## Records supplied
• • •

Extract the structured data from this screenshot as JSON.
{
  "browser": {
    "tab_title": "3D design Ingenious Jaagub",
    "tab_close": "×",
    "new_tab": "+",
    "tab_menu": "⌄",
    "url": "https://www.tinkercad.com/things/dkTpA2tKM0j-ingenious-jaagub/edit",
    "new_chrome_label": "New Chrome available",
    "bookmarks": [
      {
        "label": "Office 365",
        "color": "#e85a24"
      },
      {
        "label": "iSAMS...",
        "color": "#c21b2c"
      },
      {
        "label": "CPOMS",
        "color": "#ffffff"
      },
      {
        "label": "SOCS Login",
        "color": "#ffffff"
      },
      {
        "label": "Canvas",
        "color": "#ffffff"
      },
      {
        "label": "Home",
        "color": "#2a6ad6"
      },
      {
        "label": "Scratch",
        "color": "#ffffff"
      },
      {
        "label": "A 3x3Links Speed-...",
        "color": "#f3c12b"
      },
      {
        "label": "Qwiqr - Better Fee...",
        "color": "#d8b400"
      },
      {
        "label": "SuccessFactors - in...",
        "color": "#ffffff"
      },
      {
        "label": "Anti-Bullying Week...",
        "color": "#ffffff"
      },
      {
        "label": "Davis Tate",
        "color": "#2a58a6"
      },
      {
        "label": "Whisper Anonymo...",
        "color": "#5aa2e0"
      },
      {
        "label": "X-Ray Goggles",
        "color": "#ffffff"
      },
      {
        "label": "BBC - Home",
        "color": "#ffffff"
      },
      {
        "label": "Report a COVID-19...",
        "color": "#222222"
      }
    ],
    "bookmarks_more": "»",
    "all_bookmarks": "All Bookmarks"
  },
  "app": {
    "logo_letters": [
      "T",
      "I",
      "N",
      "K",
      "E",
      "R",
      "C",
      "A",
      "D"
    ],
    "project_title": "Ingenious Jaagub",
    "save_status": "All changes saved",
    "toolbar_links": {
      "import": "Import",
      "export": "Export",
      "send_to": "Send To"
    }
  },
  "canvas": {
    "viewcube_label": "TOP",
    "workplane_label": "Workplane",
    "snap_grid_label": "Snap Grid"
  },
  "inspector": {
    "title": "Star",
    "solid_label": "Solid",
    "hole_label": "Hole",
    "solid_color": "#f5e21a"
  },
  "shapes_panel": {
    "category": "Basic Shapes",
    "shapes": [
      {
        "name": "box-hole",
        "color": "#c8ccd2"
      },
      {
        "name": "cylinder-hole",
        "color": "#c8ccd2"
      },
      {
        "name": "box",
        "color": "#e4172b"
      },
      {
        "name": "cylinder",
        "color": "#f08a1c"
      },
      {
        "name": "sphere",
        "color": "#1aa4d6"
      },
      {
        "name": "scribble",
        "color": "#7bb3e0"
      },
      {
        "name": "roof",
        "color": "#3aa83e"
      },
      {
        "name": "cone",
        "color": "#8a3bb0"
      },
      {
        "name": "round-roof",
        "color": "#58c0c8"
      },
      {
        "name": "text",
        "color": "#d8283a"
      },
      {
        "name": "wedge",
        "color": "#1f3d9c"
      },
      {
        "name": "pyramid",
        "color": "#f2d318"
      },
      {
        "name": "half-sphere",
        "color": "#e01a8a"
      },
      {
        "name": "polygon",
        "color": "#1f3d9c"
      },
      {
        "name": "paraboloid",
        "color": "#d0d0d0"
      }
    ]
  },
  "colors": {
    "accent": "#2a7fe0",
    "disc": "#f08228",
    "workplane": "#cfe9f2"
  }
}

• • •

## Task to complete
Restate the data above exactly, keeping each word as it stands.

## The reply
Extract the structured data from this screenshot as JSON.
{
  "browser": {
    "tab_title": "3D design Ingenious Jaagub",
    "tab_close": "×",
    "new_tab": "+",
    "tab_menu": "⌄",
    "url": "https://www.tinkercad.com/things/dkTpA2tKM0j-ingenious-jaagub/edit",
    "new_chrome_label": "New Chrome available",
    "bookmarks": [
      {
        "label": "Office 365",
        "color": "#e85a24"
      },
      {
        "label": "iSAMS...",
        "color": "#c21b2c"
      },
      {
        "label": "CPOMS",
        "color": "#ffffff"
      },
      {
        "label": "SOCS Login",
        "color": "#ffffff"
      },
      {
        "label": "Canvas",
        "color": "#ffffff"
      },
      {
        "label": "Home",
        "color": "#2a6ad6"
      },
      {
        "label": "Scratch",
        "color": "#ffffff"
      },
      {
        "label": "A 3x3Links Speed-...",
        "color": "#f3c12b"
      },
      {
        "label": "Qwiqr - Better Fee...",
        "color": "#d8b400"
      },
      {
        "label": "SuccessFactors - in...",
        "color": "#ffffff"
      },
      {
        "label": "Anti-Bullying Week...",
        "color": "#ffffff"
      },
      {
        "label": "Davis Tate",
        "color": "#2a58a6"
      },
      {
        "label": "Whisper Anonymo...",
        "color": "#5aa2e0"
      },
      {
        "label": "X-Ray Goggles",
        "color": "#ffffff"
      },
      {
        "label": "BBC - Home",
        "color": "#ffffff"
      },
      {
        "label": "Report a COVID-19...",
        "color": "#222222"
      }
    ],
    "bookmarks_more": "»",
    "all_bookmarks": "All Bookmarks"
  },
  "app": {
    "logo_letters": [
      "T",
      "I",
      "N",
      "K",
      "E",
      "R",
      "C",
      "A",
      "D"
    ],
    "project_title": "Ingenious Jaagub",
    "save_status": "All changes saved",
    "toolbar_links": {
      "import": "Import",
      "export": "Export",
      "send_to": "Send To"
    }
  },
  "canvas": {
    "viewcube_label": "TOP",
    "workplane_label": "Workplane",
    "snap_grid_label": "Snap Grid"
  },
  "inspector": {
    "title": "Star",
    "solid_label": "Solid",
    "hole_label": "Hole",
    "solid_color": "#f5e21a"
  },
  "shapes_panel": {
    "category": "Basic Shapes",
    "shapes": [
      {
        "name": "box-hole",
        "color": "#c8ccd2"
      },
      {
        "name": "cylinder-hole",
        "color": "#c8ccd2"
      },
      {
        "name": "box",
        "color": "#e4172b"
      },
      {
        "name": "cylinder",
        "color": "#f08a1c"
      },
      {
        "name": "sphere",
        "color": "#1aa4d6"
      },
      {
        "name": "scribble",
        "color": "#7bb3e0"
      },
      {
        "name": "roof",
        "color": "#3aa83e"
      },
      {
        "name": "cone",
        "color": "#8a3bb0"
      },
      {
        "name": "round-roof",
        "color": "#58c0c8"
      },
      {
        "name": "text",
        "color": "#d8283a"
      },
      {
        "name": "wedge",
        "color": "#1f3d9c"
      },
      {
        "name": "pyramid",
        "color": "#f2d318"
      },
      {
        "name": "half-sphere",
        "color": "#e01a8a"
      },
      {
        "name": "polygon",
        "color": "#1f3d9c"
      },
      {
        "name": "paraboloid",
        "color": "#d0d0d0"
      }
    ]
  },
  "colors": {
    "accent": "#2a7fe0",
    "disc": "#f08228",
    "workplane": "#cfe9f2"
  }
}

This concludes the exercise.